**What is expected**: Report all lines from the entries below in which "into" appears.

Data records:
━━━━
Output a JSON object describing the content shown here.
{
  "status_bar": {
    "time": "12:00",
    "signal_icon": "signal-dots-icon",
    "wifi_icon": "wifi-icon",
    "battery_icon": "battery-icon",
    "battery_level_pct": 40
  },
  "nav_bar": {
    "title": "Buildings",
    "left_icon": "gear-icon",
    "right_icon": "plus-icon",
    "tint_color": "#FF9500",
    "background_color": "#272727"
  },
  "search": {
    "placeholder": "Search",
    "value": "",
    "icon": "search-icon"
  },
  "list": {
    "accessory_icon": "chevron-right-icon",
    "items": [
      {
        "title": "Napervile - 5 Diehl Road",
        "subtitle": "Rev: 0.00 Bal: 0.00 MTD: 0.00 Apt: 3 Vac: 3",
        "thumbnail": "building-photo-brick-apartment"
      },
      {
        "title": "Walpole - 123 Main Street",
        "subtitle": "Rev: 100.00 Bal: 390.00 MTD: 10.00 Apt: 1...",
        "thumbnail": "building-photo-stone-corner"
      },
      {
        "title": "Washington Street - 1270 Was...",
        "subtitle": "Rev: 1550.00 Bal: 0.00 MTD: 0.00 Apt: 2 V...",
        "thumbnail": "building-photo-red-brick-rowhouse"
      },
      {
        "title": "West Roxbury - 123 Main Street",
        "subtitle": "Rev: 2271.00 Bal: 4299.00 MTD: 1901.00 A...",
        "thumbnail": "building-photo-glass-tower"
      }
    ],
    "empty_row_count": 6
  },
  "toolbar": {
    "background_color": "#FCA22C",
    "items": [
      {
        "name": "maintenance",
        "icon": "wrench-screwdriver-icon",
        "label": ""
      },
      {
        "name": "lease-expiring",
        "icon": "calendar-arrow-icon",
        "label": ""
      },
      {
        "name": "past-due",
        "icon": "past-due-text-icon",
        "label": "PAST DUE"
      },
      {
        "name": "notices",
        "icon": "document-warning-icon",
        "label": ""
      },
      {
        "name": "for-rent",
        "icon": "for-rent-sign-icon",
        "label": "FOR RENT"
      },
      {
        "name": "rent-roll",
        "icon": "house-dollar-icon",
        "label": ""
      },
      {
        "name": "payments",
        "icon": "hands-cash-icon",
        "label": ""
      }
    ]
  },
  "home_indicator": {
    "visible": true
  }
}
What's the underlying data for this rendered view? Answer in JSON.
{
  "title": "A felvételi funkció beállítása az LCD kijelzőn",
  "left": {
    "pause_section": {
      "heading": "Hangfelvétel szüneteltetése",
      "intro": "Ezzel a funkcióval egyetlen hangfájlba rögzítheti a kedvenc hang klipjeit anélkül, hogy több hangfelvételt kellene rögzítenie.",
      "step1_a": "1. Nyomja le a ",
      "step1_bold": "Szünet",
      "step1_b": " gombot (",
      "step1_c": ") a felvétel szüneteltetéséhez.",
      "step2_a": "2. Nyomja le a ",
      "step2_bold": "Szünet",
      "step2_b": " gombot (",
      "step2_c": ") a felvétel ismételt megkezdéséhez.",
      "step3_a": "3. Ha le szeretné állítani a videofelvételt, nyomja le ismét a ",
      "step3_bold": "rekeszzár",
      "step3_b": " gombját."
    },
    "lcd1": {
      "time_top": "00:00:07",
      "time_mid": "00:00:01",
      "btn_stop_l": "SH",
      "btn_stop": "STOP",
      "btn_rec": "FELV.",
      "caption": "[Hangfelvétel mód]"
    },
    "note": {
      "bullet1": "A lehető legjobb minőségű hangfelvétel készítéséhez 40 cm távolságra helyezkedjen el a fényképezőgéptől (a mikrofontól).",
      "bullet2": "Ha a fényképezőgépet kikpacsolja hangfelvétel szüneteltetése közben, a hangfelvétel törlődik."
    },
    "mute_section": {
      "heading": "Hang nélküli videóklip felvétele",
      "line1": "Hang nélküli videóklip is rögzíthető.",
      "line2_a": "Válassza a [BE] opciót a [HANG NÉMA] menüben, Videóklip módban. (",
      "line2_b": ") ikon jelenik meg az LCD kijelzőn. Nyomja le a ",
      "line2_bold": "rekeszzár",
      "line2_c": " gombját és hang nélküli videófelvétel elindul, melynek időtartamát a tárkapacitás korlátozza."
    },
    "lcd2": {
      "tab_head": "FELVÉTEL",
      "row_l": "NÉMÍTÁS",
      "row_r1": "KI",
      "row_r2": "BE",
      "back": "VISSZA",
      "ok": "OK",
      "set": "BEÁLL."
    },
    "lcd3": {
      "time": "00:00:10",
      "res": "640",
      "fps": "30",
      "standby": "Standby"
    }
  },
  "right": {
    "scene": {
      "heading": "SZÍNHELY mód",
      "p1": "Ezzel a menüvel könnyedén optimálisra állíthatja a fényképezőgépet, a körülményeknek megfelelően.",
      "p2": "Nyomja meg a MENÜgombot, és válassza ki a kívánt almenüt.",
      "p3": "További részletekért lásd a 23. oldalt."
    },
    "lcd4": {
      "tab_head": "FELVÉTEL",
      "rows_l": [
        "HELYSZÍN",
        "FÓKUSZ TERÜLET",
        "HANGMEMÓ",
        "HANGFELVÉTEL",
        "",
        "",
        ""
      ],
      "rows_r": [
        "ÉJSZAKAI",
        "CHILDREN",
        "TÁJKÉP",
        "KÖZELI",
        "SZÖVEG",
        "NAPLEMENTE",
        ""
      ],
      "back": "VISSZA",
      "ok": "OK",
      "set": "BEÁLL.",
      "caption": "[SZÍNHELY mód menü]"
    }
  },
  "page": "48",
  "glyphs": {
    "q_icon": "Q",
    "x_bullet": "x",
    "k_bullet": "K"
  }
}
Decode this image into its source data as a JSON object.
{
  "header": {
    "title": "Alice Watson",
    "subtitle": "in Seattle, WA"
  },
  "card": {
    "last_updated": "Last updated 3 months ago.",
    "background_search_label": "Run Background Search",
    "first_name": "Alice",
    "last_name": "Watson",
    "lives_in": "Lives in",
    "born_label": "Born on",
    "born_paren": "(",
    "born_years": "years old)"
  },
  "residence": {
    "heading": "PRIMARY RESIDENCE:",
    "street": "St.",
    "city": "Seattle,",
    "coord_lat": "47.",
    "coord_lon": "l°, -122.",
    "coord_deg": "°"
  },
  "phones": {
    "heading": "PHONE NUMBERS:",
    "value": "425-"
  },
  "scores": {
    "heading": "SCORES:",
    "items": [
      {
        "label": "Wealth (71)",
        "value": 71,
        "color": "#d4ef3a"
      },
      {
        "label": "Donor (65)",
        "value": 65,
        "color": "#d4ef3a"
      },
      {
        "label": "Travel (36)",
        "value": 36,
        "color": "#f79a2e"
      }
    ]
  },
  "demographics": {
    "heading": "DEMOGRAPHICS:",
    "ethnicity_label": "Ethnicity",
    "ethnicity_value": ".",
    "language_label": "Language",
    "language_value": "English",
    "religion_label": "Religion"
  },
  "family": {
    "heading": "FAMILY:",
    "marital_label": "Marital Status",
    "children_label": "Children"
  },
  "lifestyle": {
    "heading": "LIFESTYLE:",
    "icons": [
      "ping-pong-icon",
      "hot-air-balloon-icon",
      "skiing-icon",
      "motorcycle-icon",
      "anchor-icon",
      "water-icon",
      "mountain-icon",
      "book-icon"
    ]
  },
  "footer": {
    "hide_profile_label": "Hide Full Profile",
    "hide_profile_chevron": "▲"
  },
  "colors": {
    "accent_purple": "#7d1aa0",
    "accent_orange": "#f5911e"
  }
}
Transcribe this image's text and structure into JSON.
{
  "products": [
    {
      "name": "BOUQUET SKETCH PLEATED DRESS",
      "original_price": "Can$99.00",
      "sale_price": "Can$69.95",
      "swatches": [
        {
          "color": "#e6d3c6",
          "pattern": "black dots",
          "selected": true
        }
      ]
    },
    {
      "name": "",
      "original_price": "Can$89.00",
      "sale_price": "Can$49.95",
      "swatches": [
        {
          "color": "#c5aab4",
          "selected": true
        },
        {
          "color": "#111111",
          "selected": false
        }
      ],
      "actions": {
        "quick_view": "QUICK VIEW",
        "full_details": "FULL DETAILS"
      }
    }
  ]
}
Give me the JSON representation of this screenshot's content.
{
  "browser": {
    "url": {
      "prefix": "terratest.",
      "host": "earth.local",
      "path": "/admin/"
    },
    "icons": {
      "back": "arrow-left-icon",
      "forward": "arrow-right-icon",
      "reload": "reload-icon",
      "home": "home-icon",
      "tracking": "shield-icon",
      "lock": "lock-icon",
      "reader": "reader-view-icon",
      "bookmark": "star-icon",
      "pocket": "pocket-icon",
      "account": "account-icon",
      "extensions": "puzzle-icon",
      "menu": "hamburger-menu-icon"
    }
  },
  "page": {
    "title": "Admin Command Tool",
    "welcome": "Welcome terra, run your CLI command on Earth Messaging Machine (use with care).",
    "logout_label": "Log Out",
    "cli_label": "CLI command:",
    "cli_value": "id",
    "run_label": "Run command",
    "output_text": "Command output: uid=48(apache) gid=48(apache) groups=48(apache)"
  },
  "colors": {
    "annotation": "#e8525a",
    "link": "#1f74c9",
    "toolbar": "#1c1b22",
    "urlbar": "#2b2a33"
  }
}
━━━━
**Solution to the exercise**:
Decode this image into its source data as a JSON object.
Transcribe this image's text and structure into JSON.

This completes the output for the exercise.